Skip the images. Copy the records exactly as written.

··········

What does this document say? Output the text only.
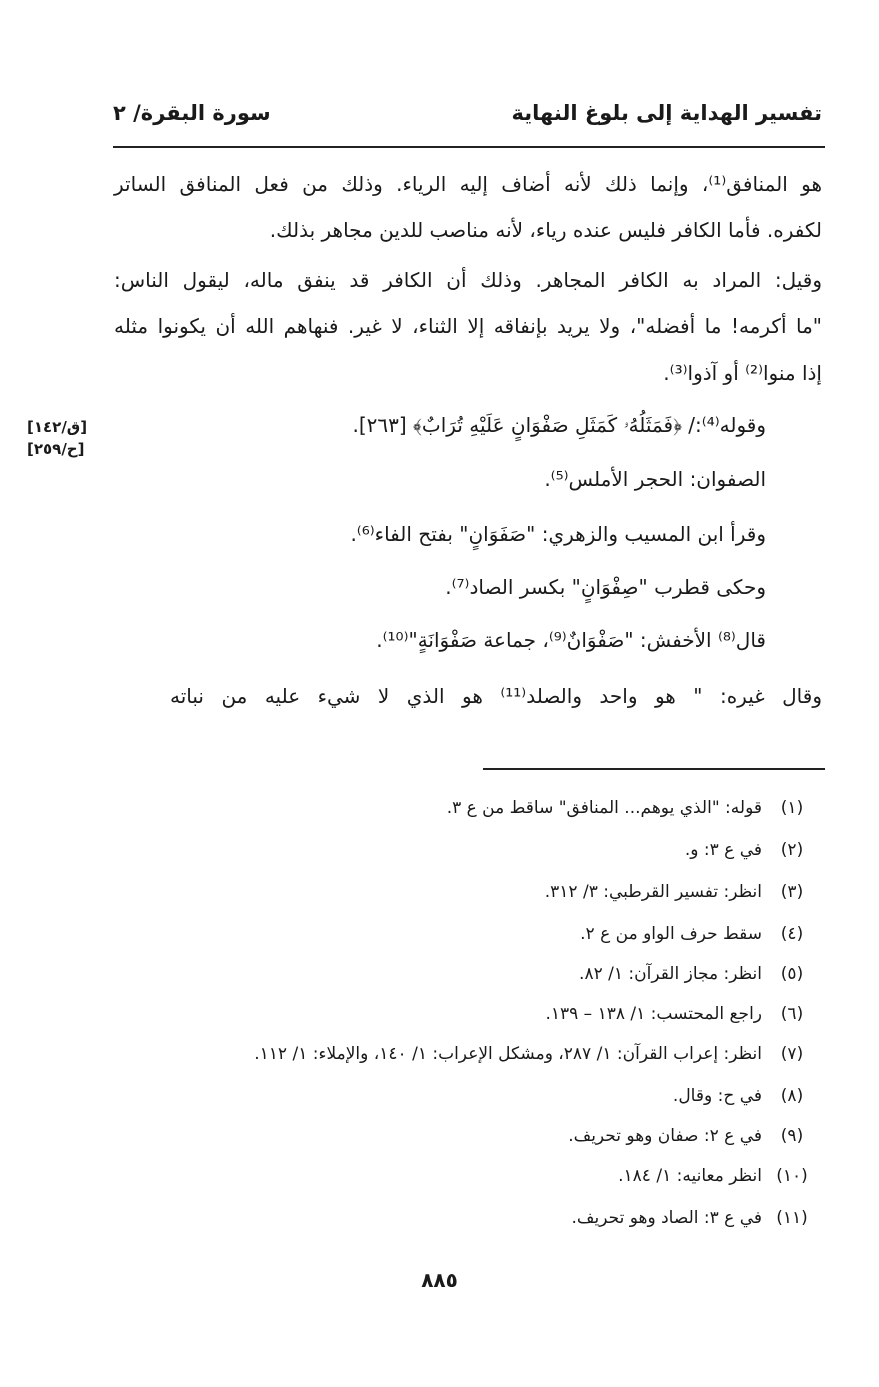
تفسير الهداية إلى بلوغ النهاية
سورة البقرة/ ٢
[ق/١٤٢]
[ح/٢٥٩]
هو المنافق⁽¹⁾، وإنما ذلك لأنه أضاف إليه الرياء. وذلك من فعل المنافق الساتر
لكفره. فأما الكافر فليس عنده رياء، لأنه مناصب للدين مجاهر بذلك.
وقيل: المراد به الكافر المجاهر. وذلك أن الكافر قد ينفق ماله، ليقول الناس:
"ما أكرمه! ما أفضله"، ولا يريد بإنفاقه إلا الثناء، لا غير. فنهاهم الله أن يكونوا مثله
إذا منوا⁽²⁾ أو آذوا⁽³⁾.
وقوله⁽⁴⁾:/ ﴿فَمَثَلُهُۥ كَمَثَلِ صَفْوَانٍ عَلَيْهِ تُرَابٌ﴾ [٢٦٣].
الصفوان: الحجر الأملس⁽⁵⁾.
وقرأ ابن المسيب والزهري: "صَفَوَانٍ" بفتح الفاء⁽⁶⁾.
وحكى قطرب "صِفْوَانٍ" بكسر الصاد⁽⁷⁾.
قال⁽⁸⁾ الأخفش: "صَفْوَانٌ⁽⁹⁾، جماعة صَفْوَانَةٍ"⁽¹⁰⁾.
وقال غيره: " هو واحد والصلد⁽¹¹⁾ هو الذي لا شيء عليه من نباته
(١)قوله: "الذي يوهم... المنافق" ساقط من ع ٣.
(٢)في ع ٣: و.
(٣)انظر: تفسير القرطبي: ٣/ ٣١٢.
(٤)سقط حرف الواو من ع ٢.
(٥)انظر: مجاز القرآن: ١/ ٨٢.
(٦)راجع المحتسب: ١/ ١٣٨ – ١٣٩.
(٧)انظر: إعراب القرآن: ١/ ٢٨٧، ومشكل الإعراب: ١/ ١٤٠، والإملاء: ١/ ١١٢.
(٨)في ح: وقال.
(٩)في ع ٢: صفان وهو تحريف.
(١٠)انظر معانيه: ١/ ١٨٤.
(١١)في ع ٣: الصاد وهو تحريف.
٨٨٥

··········

▶ Right answer
What does this document say? Output the text only.
تفسير الهداية إلى بلوغ النهاية
سورة البقرة/ ٢
[ق/١٤٢]
[ح/٢٥٩]
هو المنافق⁽¹⁾، وإنما ذلك لأنه أضاف إليه الرياء. وذلك من فعل المنافق الساتر
لكفره. فأما الكافر فليس عنده رياء، لأنه مناصب للدين مجاهر بذلك.
وقيل: المراد به الكافر المجاهر. وذلك أن الكافر قد ينفق ماله، ليقول الناس:
"ما أكرمه! ما أفضله"، ولا يريد بإنفاقه إلا الثناء، لا غير. فنهاهم الله أن يكونوا مثله
إذا منوا⁽²⁾ أو آذوا⁽³⁾.
وقوله⁽⁴⁾:/ ﴿فَمَثَلُهُۥ كَمَثَلِ صَفْوَانٍ عَلَيْهِ تُرَابٌ﴾ [٢٦٣].
الصفوان: الحجر الأملس⁽⁵⁾.
وقرأ ابن المسيب والزهري: "صَفَوَانٍ" بفتح الفاء⁽⁶⁾.
وحكى قطرب "صِفْوَانٍ" بكسر الصاد⁽⁷⁾.
قال⁽⁸⁾ الأخفش: "صَفْوَانٌ⁽⁹⁾، جماعة صَفْوَانَةٍ"⁽¹⁰⁾.
وقال غيره: " هو واحد والصلد⁽¹¹⁾ هو الذي لا شيء عليه من نباته
(١)قوله: "الذي يوهم... المنافق" ساقط من ع ٣.
(٢)في ع ٣: و.
(٣)انظر: تفسير القرطبي: ٣/ ٣١٢.
(٤)سقط حرف الواو من ع ٢.
(٥)انظر: مجاز القرآن: ١/ ٨٢.
(٦)راجع المحتسب: ١/ ١٣٨ – ١٣٩.
(٧)انظر: إعراب القرآن: ١/ ٢٨٧، ومشكل الإعراب: ١/ ١٤٠، والإملاء: ١/ ١١٢.
(٨)في ح: وقال.
(٩)في ع ٢: صفان وهو تحريف.
(١٠)انظر معانيه: ١/ ١٨٤.
(١١)في ع ٣: الصاد وهو تحريف.
٨٨٥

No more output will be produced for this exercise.